SET TASK: Please find all lines in the data that hold the string "name" and copy them.

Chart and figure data
* * * * * * * * *
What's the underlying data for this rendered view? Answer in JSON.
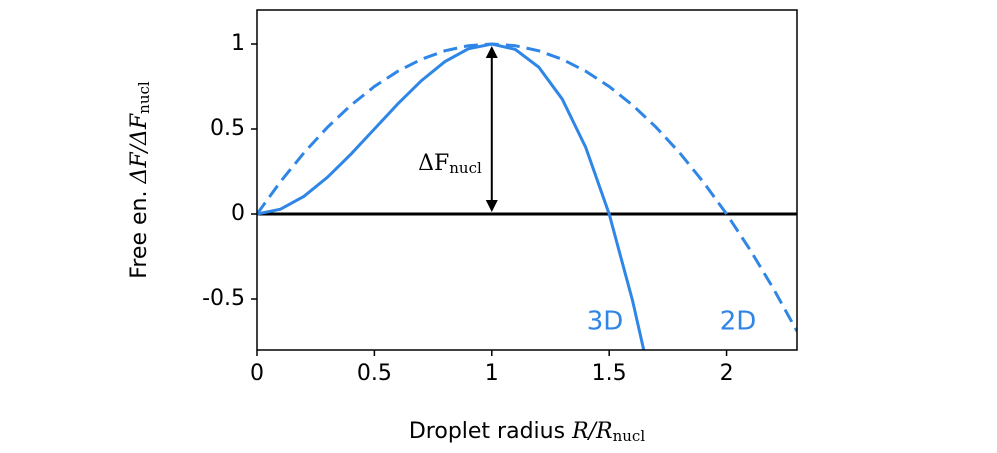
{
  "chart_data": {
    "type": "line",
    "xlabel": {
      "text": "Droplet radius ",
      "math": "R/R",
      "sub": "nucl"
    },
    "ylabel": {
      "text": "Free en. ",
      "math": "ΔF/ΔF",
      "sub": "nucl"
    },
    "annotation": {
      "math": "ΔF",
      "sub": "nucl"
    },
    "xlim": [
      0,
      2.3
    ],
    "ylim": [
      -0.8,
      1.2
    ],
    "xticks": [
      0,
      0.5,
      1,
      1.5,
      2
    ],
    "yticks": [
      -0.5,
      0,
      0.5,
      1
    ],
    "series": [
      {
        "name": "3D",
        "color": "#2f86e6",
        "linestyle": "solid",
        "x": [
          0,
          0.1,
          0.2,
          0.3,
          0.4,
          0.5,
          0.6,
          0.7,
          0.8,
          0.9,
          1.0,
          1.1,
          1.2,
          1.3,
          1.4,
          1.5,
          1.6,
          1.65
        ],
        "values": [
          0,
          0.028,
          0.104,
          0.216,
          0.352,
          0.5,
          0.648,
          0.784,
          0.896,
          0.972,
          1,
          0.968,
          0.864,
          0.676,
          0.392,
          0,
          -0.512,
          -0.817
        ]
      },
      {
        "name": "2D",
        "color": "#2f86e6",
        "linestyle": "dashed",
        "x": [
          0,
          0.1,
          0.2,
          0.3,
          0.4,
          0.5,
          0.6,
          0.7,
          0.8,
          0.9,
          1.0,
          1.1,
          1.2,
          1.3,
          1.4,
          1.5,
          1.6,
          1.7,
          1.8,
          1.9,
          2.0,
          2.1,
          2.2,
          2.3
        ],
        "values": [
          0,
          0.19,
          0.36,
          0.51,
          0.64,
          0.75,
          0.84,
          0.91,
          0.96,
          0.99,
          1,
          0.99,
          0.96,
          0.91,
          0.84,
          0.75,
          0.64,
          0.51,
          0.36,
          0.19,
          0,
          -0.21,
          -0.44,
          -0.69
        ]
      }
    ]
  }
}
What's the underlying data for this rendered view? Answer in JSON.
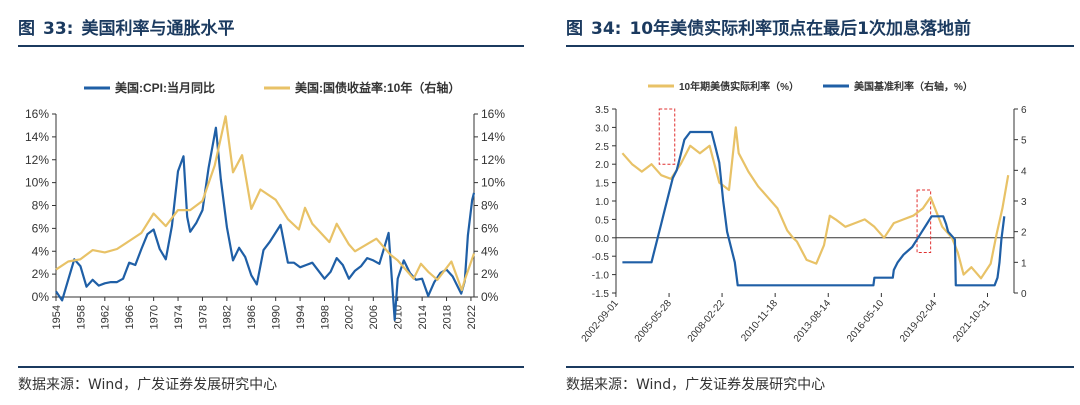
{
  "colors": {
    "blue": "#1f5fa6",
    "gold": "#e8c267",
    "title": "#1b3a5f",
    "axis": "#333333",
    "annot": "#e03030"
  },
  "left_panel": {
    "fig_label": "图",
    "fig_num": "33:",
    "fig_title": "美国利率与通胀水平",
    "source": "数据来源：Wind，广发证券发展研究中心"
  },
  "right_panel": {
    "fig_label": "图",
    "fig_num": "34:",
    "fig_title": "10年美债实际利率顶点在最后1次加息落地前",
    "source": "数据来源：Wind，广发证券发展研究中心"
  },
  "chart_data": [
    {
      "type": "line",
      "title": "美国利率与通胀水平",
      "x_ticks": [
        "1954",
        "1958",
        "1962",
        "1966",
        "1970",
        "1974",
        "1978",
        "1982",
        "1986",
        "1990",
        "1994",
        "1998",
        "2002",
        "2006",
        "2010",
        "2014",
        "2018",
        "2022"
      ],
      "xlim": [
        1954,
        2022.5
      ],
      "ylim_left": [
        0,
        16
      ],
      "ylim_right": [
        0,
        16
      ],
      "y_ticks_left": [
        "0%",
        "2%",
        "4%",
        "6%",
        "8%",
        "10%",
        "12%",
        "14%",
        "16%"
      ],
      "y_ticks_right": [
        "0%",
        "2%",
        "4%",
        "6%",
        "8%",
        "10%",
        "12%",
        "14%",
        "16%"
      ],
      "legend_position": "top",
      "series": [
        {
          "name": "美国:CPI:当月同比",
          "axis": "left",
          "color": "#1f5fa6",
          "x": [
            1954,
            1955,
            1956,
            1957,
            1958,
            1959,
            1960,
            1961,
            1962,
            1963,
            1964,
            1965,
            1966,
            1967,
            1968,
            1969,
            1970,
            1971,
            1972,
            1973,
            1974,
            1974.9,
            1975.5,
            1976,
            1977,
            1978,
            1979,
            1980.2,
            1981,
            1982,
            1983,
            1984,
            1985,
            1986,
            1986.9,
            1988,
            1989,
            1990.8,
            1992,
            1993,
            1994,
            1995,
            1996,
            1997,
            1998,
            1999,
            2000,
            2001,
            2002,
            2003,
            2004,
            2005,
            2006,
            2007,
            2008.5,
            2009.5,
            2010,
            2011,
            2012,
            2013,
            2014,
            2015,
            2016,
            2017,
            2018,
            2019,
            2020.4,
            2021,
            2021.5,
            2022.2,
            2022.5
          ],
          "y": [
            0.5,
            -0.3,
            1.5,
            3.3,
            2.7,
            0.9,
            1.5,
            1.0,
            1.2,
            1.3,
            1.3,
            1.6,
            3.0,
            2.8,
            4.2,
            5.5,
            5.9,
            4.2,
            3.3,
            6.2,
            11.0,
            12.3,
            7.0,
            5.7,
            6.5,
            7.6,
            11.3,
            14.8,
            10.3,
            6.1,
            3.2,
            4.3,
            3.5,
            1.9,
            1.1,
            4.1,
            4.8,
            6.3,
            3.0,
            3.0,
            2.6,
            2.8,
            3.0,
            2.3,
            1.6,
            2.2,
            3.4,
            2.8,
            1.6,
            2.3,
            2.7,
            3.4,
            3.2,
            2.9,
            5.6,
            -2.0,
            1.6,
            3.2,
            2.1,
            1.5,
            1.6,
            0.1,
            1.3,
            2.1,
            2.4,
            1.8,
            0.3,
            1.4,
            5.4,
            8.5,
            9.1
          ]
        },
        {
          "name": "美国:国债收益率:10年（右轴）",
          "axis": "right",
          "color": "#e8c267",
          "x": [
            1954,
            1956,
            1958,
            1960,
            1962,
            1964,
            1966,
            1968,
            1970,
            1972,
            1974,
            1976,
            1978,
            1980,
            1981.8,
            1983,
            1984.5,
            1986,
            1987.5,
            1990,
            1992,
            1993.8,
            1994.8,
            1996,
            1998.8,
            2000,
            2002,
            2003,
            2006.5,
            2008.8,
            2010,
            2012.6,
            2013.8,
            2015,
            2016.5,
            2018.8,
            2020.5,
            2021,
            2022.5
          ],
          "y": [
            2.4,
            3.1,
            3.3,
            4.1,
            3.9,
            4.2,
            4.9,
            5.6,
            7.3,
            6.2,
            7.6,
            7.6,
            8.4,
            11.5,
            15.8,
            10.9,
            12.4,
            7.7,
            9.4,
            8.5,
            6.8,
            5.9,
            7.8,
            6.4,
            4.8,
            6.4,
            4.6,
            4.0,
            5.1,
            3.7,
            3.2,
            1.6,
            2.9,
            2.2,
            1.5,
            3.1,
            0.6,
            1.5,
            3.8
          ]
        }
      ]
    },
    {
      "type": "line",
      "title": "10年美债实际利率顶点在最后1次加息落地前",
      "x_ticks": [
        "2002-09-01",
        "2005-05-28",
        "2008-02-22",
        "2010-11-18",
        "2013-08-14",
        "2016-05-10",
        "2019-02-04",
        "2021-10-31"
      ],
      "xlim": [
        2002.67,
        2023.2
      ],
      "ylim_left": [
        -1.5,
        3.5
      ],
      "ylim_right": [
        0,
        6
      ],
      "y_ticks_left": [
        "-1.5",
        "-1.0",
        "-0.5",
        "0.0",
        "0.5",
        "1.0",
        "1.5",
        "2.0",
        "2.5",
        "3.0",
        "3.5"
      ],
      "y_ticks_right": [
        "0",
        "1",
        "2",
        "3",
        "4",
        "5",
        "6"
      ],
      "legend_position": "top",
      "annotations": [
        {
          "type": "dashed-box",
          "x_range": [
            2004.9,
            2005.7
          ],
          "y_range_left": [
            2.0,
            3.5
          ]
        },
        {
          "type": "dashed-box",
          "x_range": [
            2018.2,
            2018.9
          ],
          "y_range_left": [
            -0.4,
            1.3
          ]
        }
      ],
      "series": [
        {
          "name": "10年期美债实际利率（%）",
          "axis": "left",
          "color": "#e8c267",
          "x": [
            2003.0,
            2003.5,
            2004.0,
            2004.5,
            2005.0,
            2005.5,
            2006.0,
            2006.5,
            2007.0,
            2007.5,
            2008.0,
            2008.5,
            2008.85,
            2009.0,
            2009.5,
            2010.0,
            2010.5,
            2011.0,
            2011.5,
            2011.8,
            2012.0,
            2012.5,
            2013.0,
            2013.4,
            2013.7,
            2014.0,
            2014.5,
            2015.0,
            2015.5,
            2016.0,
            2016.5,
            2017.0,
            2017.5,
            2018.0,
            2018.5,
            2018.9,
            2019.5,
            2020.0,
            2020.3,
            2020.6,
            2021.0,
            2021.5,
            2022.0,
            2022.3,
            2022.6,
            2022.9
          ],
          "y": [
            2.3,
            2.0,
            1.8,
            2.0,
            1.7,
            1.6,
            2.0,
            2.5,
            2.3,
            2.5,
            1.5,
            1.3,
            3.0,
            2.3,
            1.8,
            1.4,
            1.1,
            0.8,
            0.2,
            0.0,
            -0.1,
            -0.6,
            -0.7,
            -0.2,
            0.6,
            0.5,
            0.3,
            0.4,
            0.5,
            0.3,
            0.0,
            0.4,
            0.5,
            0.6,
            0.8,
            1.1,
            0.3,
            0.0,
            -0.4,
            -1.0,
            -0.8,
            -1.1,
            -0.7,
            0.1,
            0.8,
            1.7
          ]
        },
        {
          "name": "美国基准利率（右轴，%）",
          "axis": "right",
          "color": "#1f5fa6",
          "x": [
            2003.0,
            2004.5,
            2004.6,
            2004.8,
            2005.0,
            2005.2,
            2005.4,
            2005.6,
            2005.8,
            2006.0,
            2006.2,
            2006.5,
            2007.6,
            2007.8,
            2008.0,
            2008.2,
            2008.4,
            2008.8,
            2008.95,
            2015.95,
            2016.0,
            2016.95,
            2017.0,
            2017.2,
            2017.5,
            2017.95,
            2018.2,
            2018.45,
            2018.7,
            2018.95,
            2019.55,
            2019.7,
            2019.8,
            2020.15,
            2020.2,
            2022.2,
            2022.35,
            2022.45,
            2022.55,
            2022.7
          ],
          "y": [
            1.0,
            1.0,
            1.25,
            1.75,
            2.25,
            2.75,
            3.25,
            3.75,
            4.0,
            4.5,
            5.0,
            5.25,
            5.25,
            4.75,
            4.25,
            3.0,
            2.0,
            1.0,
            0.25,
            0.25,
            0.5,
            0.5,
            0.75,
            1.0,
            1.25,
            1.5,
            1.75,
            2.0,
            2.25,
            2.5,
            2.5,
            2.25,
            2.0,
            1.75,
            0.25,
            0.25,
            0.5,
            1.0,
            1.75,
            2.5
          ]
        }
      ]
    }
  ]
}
* * * * * * * * *
RESULT OF THIS TASK:
        "name": "3D",
        "name": "2D",
          "name": "美国:CPI:当月同比",
          "name": "美国:国债收益率:10年（右轴）",
          "name": "10年期美债实际利率（%）",
          "name": "美国基准利率（右轴，%）",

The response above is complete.